** START OF DATA SUPPLIED **
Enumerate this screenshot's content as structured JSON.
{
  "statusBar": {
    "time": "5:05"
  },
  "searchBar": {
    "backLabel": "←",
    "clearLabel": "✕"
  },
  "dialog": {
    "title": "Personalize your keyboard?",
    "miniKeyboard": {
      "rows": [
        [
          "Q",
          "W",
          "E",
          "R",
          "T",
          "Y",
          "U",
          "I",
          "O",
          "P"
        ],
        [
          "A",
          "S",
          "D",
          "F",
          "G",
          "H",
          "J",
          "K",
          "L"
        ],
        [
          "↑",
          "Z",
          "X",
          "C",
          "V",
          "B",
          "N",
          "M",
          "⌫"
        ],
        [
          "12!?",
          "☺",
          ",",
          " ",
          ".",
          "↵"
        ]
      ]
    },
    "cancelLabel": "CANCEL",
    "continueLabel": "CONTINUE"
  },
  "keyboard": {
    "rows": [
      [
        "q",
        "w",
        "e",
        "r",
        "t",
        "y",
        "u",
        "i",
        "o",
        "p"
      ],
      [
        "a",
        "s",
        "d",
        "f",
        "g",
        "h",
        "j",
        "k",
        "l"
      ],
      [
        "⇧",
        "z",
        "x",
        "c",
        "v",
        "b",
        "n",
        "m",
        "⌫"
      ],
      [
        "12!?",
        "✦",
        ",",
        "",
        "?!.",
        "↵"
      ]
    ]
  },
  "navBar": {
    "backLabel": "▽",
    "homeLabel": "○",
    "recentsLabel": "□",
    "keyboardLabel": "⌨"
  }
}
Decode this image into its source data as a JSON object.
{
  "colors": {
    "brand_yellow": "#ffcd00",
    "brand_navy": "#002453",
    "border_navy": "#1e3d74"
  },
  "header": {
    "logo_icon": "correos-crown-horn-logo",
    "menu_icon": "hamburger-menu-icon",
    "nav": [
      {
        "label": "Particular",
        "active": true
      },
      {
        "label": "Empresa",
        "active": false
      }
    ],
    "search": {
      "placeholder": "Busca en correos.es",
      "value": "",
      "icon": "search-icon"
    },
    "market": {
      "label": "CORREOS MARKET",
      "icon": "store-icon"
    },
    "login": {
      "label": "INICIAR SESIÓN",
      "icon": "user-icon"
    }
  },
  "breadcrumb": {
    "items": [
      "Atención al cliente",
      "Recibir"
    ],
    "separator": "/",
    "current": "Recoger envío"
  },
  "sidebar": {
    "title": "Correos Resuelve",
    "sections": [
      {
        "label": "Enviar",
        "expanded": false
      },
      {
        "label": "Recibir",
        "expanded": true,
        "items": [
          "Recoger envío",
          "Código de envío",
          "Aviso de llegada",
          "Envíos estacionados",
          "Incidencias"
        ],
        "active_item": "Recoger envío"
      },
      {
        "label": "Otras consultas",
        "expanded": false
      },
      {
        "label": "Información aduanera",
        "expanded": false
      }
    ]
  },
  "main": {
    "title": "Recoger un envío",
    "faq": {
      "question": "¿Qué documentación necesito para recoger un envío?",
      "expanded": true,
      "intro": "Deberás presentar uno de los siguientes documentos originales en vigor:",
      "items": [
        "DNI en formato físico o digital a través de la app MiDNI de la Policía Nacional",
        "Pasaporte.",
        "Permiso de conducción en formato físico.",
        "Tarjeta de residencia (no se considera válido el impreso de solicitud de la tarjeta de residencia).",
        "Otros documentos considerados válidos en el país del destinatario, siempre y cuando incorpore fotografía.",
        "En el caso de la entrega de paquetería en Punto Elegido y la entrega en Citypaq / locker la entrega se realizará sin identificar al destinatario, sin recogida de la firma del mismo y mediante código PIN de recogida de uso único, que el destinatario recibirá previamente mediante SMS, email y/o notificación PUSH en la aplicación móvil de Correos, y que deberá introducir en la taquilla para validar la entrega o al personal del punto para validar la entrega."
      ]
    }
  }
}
** END OF DATA SUPPLIED **
Reproduce the entries above in full, verbatim.

Enumerate this screenshot's content as structured JSON.
{
  "statusBar": {
    "time": "5:05"
  },
  "searchBar": {
    "backLabel": "←",
    "clearLabel": "✕"
  },
  "dialog": {
    "title": "Personalize your keyboard?",
    "miniKeyboard": {
      "rows": [
        [
          "Q",
          "W",
          "E",
          "R",
          "T",
          "Y",
          "U",
          "I",
          "O",
          "P"
        ],
        [
          "A",
          "S",
          "D",
          "F",
          "G",
          "H",
          "J",
          "K",
          "L"
        ],
        [
          "↑",
          "Z",
          "X",
          "C",
          "V",
          "B",
          "N",
          "M",
          "⌫"
        ],
        [
          "12!?",
          "☺",
          ",",
          " ",
          ".",
          "↵"
        ]
      ]
    },
    "cancelLabel": "CANCEL",
    "continueLabel": "CONTINUE"
  },
  "keyboard": {
    "rows": [
      [
        "q",
        "w",
        "e",
        "r",
        "t",
        "y",
        "u",
        "i",
        "o",
        "p"
      ],
      [
        "a",
        "s",
        "d",
        "f",
        "g",
        "h",
        "j",
        "k",
        "l"
      ],
      [
        "⇧",
        "z",
        "x",
        "c",
        "v",
        "b",
        "n",
        "m",
        "⌫"
      ],
      [
        "12!?",
        "✦",
        ",",
        "",
        "?!.",
        "↵"
      ]
    ]
  },
  "navBar": {
    "backLabel": "▽",
    "homeLabel": "○",
    "recentsLabel": "□",
    "keyboardLabel": "⌨"
  }
}
Decode this image into its source data as a JSON object.
{
  "colors": {
    "brand_yellow": "#ffcd00",
    "brand_navy": "#002453",
    "border_navy": "#1e3d74"
  },
  "header": {
    "logo_icon": "correos-crown-horn-logo",
    "menu_icon": "hamburger-menu-icon",
    "nav": [
      {
        "label": "Particular",
        "active": true
      },
      {
        "label": "Empresa",
        "active": false
      }
    ],
    "search": {
      "placeholder": "Busca en correos.es",
      "value": "",
      "icon": "search-icon"
    },
    "market": {
      "label": "CORREOS MARKET",
      "icon": "store-icon"
    },
    "login": {
      "label": "INICIAR SESIÓN",
      "icon": "user-icon"
    }
  },
  "breadcrumb": {
    "items": [
      "Atención al cliente",
      "Recibir"
    ],
    "separator": "/",
    "current": "Recoger envío"
  },
  "sidebar": {
    "title": "Correos Resuelve",
    "sections": [
      {
        "label": "Enviar",
        "expanded": false
      },
      {
        "label": "Recibir",
        "expanded": true,
        "items": [
          "Recoger envío",
          "Código de envío",
          "Aviso de llegada",
          "Envíos estacionados",
          "Incidencias"
        ],
        "active_item": "Recoger envío"
      },
      {
        "label": "Otras consultas",
        "expanded": false
      },
      {
        "label": "Información aduanera",
        "expanded": false
      }
    ]
  },
  "main": {
    "title": "Recoger un envío",
    "faq": {
      "question": "¿Qué documentación necesito para recoger un envío?",
      "expanded": true,
      "intro": "Deberás presentar uno de los siguientes documentos originales en vigor:",
      "items": [
        "DNI en formato físico o digital a través de la app MiDNI de la Policía Nacional",
        "Pasaporte.",
        "Permiso de conducción en formato físico.",
        "Tarjeta de residencia (no se considera válido el impreso de solicitud de la tarjeta de residencia).",
        "Otros documentos considerados válidos en el país del destinatario, siempre y cuando incorpore fotografía.",
        "En el caso de la entrega de paquetería en Punto Elegido y la entrega en Citypaq / locker la entrega se realizará sin identificar al destinatario, sin recogida de la firma del mismo y mediante código PIN de recogida de uso único, que el destinatario recibirá previamente mediante SMS, email y/o notificación PUSH en la aplicación móvil de Correos, y que deberá introducir en la taquilla para validar la entrega o al personal del punto para validar la entrega."
      ]
    }
  }
}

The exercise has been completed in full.